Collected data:
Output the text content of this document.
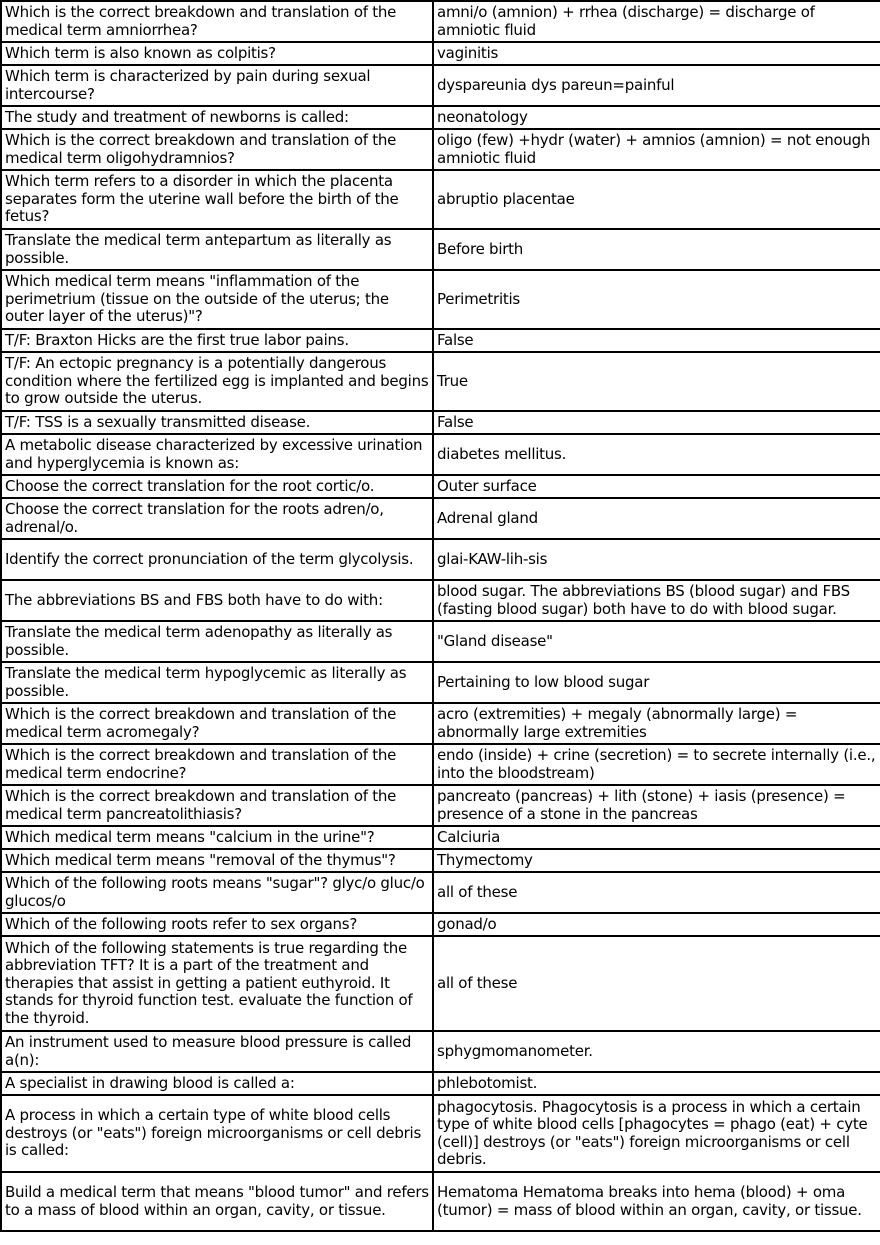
Which is the correct breakdown and translation of the medical term amniorrhea?	amni/o (amnion) + rrhea (discharge) = discharge of amniotic fluid
Which term is also known as colpitis?	vaginitis
Which term is characterized by pain during sexual intercourse?	dyspareunia dys pareun=painful
The study and treatment of newborns is called:	neonatology
Which is the correct breakdown and translation of the medical term oligohydramnios?	oligo (few) +hydr (water) + amnios (amnion) = not enough amniotic fluid
Which term refers to a disorder in which the placenta separates form the uterine wall before the birth of the fetus?	abruptio placentae
Translate the medical term antepartum as literally as possible.	Before birth
Which medical term means "inflammation of the perimetrium (tissue on the outside of the uterus; the outer layer of the uterus)"?	Perimetritis
T/F: Braxton Hicks are the first true labor pains.	False
T/F: An ectopic pregnancy is a potentially dangerous condition where the fertilized egg is implanted and begins to grow outside the uterus.	True
T/F: TSS is a sexually transmitted disease.	False
A metabolic disease characterized by excessive urination and hyperglycemia is known as:	diabetes mellitus.
Choose the correct translation for the root cortic/o.	Outer surface
Choose the correct translation for the roots adren/o, adrenal/o.	Adrenal gland
Identify the correct pronunciation of the term glycolysis.	glai-KAW-lih-sis
The abbreviations BS and FBS both have to do with:	blood sugar. The abbreviations BS (blood sugar) and FBS (fasting blood sugar) both have to do with blood sugar.
Translate the medical term adenopathy as literally as possible.	"Gland disease"
Translate the medical term hypoglycemic as literally as possible.	Pertaining to low blood sugar
Which is the correct breakdown and translation of the medical term acromegaly?	acro (extremities) + megaly (abnormally large) = abnormally large extremities
Which is the correct breakdown and translation of the medical term endocrine?	endo (inside) + crine (secretion) = to secrete internally (i.e., into the bloodstream)
Which is the correct breakdown and translation of the medical term pancreatolithiasis?	pancreato (pancreas) + lith (stone) + iasis (presence) = presence of a stone in the pancreas
Which medical term means "calcium in the urine"?	Calciuria
Which medical term means "removal of the thymus"?	Thymectomy
Which of the following roots means "sugar"? glyc/o gluc/o glucos/o	all of these
Which of the following roots refer to sex organs?	gonad/o
Which of the following statements is true regarding the abbreviation TFT? It is a part of the treatment and therapies that assist in getting a patient euthyroid. It stands for thyroid function test. evaluate the function of the thyroid.	all of these
An instrument used to measure blood pressure is called a(n):	sphygmomanometer.
A specialist in drawing blood is called a:	phlebotomist.
A process in which a certain type of white blood cells destroys (or "eats") foreign microorganisms or cell debris is called:	phagocytosis. Phagocytosis is a process in which a certain type of white blood cells [phagocytes = phago (eat) + cyte (cell)] destroys (or "eats") foreign microorganisms or cell debris.
Build a medical term that means "blood tumor" and refers to a mass of blood within an organ, cavity, or tissue.	Hematoma Hematoma breaks into hema (blood) + oma (tumor) = mass of blood within an organ, cavity, or tissue.
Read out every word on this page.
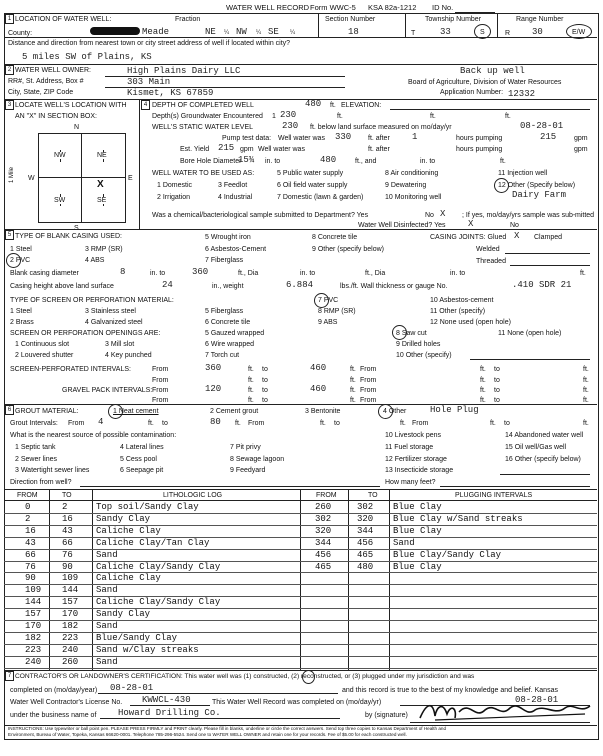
WATER WELL RECORD Form WWC-5 KSA 82a-1212 ID No.
1 LOCATION OF WATER WELL:	Fraction	Section Number	Township Number	Range Number
County:	Meade	NE ¼ NW ¼ SE ¼	18	T	33	S	R 30	E/W
Distance and direction from nearest town or city street address of well if located within city?
5 miles SW of Plains, KS
2 WATER WELL OWNER:
RR#, St. Address, Box #
City, State, ZIP Code
High Plains Dairy LLC
303 Main
Kismet, KS 67859
Back up well
Board of Agriculture, Division of Water Resources
Application Number: 12332
3 LOCATE WELL'S LOCATION WITH
AN "X" IN SECTION BOX:
N
S
W	E
1 Mile
NW	NE
SW	SE
X
4 DEPTH OF COMPLETED WELL	480 ft. ELEVATION:
Depth(s) Groundwater Encountered 1 230	ft.	ft.	ft.
WELL'S STATIC WATER LEVEL	230 ft. below land surface measured on mo/day/yr	08-28-01
Pump test data: Well water was 330 ft. after 1	hours pumping	215	gpm
Est. Yield 215 gpm Well water was	ft. after	hours pumping	gpm
Bore Hole Diameter
15¾ in. to	480	ft., and	in. to	ft.
WELL WATER TO BE USED AS:
1 Domestic	3 Feedlot
5 Public water supply	8 Air conditioning	11 Injection well
2 Irrigation	4 Industrial
6 Oil field water supply	9 Dewatering	12 Other (Specify below)
7 Domestic (lawn & garden)	10 Monitoring well	Dairy Farm
Was a chemical/bacteriological sample submitted to Department? Yes	No X ; If yes, mo/day/yrs sample was sub- mitted
Water Well Disinfected? Yes X	No
5 TYPE OF BLANK CASING USED:
1 Steel	3 RMP (SR)
5 Wrought iron	8 Concrete tile
2 PVC	4 ABS
6 Asbestos-Cement
7 Fiberglass
9 Other (specify below)
CASING JOINTS: Glued X Clamped
Welded
Threaded
Blank casing diameter	8	in. to	360	ft., Dia	in. to	ft., Dia	in. to	ft.
Casing height above land surface	24	in., weight	6.884	lbs./ft. Wall thickness or gauge No.	.410 SDR 21
TYPE OF SCREEN OR PERFORATION MATERIAL:
1 Steel	3 Stainless steel	5 Fiberglass
7 PVC	10 Asbestos-cement
2 Brass	4 Galvanized steel	6 Concrete tile
8 RMP (SR)	11 Other (specify)
9 ABS	12 None used (open hole)
SCREEN OR PERFORATION OPENINGS ARE:	5 Gauzed wrapped	8 Saw cut	11 None (open hole)
1 Continuous slot	3 Mill slot	6 Wire wrapped	9 Drilled holes
2 Louvered shutter	4 Key punched	7 Torch cut	10 Other (specify)
SCREEN-PERFORATED INTERVALS:	From	360	ft. to	460	ft. From	ft. to	ft.
From	ft. to	ft. From	ft. to	ft.
GRAVEL PACK INTERVALS: From	120	ft. to	460	ft. From	ft. to	ft.
From	ft. to	ft. From	ft. to	ft.
6 GROUT MATERIAL:	1 Neat cement	2 Cement grout	3 Bentonite	4 Other	Hole Plug
Grout Intervals: From 4	ft. to	80 ft. From	ft. to	ft. From	ft. to	ft.
What is the nearest source of possible contamination:
1 Septic tank	4 Lateral lines	7 Pit privy
10 Livestock pens	14 Abandoned water well
2 Sewer lines	5 Cess pool	8 Sewage lagoon
11 Fuel storage	15 Oil well/Gas well
3 Watertight sewer lines	6 Seepage pit	9 Feedyard
12 Fertilizer storage	16 Other (specify below)
13 Insecticide storage
Direction from well?	How many feet?
FROM	TO	LITHOLOGIC LOG	FROM	TO	PLUGGING INTERVALS
0	2	Top soil/Sandy Clay	260	302 Blue Clay
2	16	Sandy Clay	302	320 Blue Clay w/Sand streaks
16	43	Caliche Clay	320	344 Blue Clay
43	66	Caliche Clay/Tan Clay	344	456 Sand
66	76	Sand	456	465 Blue Clay/Sandy Clay
76	90	Caliche Clay/Sandy Clay	465	480 Blue Clay
90	109 Caliche Clay
109 144 Sand
144 157 Caliche Clay/Sandy Clay
157 170 Sandy Clay
170 182 Sand
182 223 Blue/Sandy Clay
223 240 Sand w/Clay streaks
240 260 Sand
7 CONTRACTOR'S OR LANDOWNER'S CERTIFICATION: This water well was (1) constructed, (2) reconstructed, or (3) plugged under my jurisdiction and was
completed on (mo/day/year) 08-28-01	and this record is true to the best of my knowledge and belief. Kansas
Water Well Contractor's License No. KWWCL-430	This Water Well Record was completed on (mo/day/yr)	08-28-01
under the business name of Howard Drilling Co.	by (signature)
INSTRUCTIONS: Use typewriter or ball point pen. PLEASE PRESS FIRMLY and PRINT clearly. Please fill in blanks, underline or circle the correct answers. Send top three copies to Kansas Department of Health and
Environment, Bureau of Water, Topeka, Kansas 66620-0001. Telephone 785-296-5524. Send one to WATER WELL OWNER and retain one for your records. Fee of $5.00 for each constructed well.
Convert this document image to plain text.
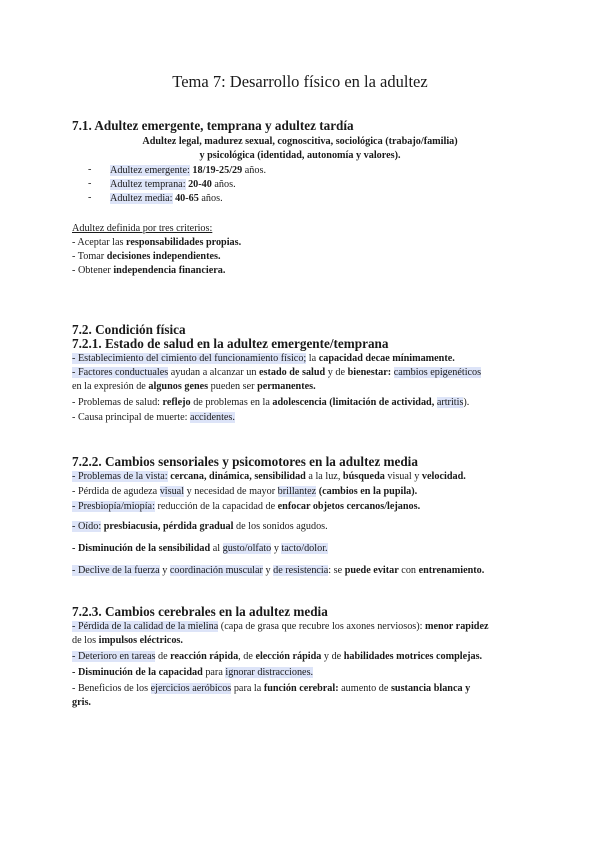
Tema 7: Desarrollo físico en la adultez
7.1. Adultez emergente, temprana y adultez tardía
Adultez legal, madurez sexual, cognoscitiva, sociológica (trabajo/familia)
y psicológica (identidad, autonomía y valores).
- Adultez emergente: 18/19-25/29 años.
- Adultez temprana: 20-40 años.
- Adultez media: 40-65 años.
Adultez definida por tres criterios:
- Aceptar las responsabilidades propias.
- Tomar decisiones independientes.
- Obtener independencia financiera.
7.2. Condición física
7.2.1. Estado de salud en la adultez emergente/temprana
- Establecimiento del cimiento del funcionamiento físico; la capacidad decae mínimamente.
- Factores conductuales ayudan a alcanzar un estado de salud y de bienestar: cambios epigenéticos
en la expresión de algunos genes pueden ser permanentes.
- Problemas de salud: reflejo de problemas en la adolescencia (limitación de actividad, artritis).
- Causa principal de muerte: accidentes.
7.2.2. Cambios sensoriales y psicomotores en la adultez media
- Problemas de la vista: cercana, dinámica, sensibilidad a la luz, búsqueda visual y velocidad.
- Pérdida de agudeza visual y necesidad de mayor brillantez (cambios en la pupila).
- Presbiopía/miopía: reducción de la capacidad de enfocar objetos cercanos/lejanos.
- Oído: presbiacusia, pérdida gradual de los sonidos agudos.
- Disminución de la sensibilidad al gusto/olfato y tacto/dolor.
- Declive de la fuerza y coordinación muscular y de resistencia: se puede evitar con entrenamiento.
7.2.3. Cambios cerebrales en la adultez media
- Pérdida de la calidad de la mielina (capa de grasa que recubre los axones nerviosos): menor rapidez
de los impulsos eléctricos.
- Deterioro en tareas de reacción rápida, de elección rápida y de habilidades motrices complejas.
- Disminución de la capacidad para ignorar distracciones.
- Beneficios de los ejercicios aeróbicos para la función cerebral: aumento de sustancia blanca y
gris.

## What to produce
Where a line in the entries holds the word "open", copy that line.

## Result of the exercise
9 ABS	12 None used (open hole)
SCREEN OR PERFORATION OPENINGS ARE:	5 Gauzed wrapped	8 Saw cut	11 None (open hole)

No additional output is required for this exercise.